**Work to be completed**: Each line below should be quoted exactly, please.

**Exercise input**:
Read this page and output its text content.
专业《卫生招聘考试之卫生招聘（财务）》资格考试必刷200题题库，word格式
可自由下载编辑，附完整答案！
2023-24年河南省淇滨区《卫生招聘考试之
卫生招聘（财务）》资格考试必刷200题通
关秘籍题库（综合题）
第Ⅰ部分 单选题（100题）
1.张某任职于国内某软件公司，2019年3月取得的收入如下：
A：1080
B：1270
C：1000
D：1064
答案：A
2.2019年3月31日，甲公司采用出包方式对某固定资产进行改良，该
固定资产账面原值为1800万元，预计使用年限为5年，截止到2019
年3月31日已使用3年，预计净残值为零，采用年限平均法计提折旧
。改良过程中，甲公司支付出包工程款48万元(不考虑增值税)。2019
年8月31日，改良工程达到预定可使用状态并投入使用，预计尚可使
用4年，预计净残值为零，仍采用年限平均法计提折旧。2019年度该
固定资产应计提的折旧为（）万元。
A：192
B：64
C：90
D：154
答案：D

**Answer for the task**:
Read this page and output its text content.
专业《卫生招聘考试之卫生招聘（财务）》资格考试必刷200题题库，word格式
可自由下载编辑，附完整答案！
2023-24年河南省淇滨区《卫生招聘考试之
卫生招聘（财务）》资格考试必刷200题通
关秘籍题库（综合题）
第Ⅰ部分 单选题（100题）
1.张某任职于国内某软件公司，2019年3月取得的收入如下：
A：1080
B：1270
C：1000
D：1064
答案：A
2.2019年3月31日，甲公司采用出包方式对某固定资产进行改良，该
固定资产账面原值为1800万元，预计使用年限为5年，截止到2019
年3月31日已使用3年，预计净残值为零，采用年限平均法计提折旧
。改良过程中，甲公司支付出包工程款48万元(不考虑增值税)。2019
年8月31日，改良工程达到预定可使用状态并投入使用，预计尚可使
用4年，预计净残值为零，仍采用年限平均法计提折旧。2019年度该
固定资产应计提的折旧为（）万元。
A：192
B：64
C：90
D：154
答案：D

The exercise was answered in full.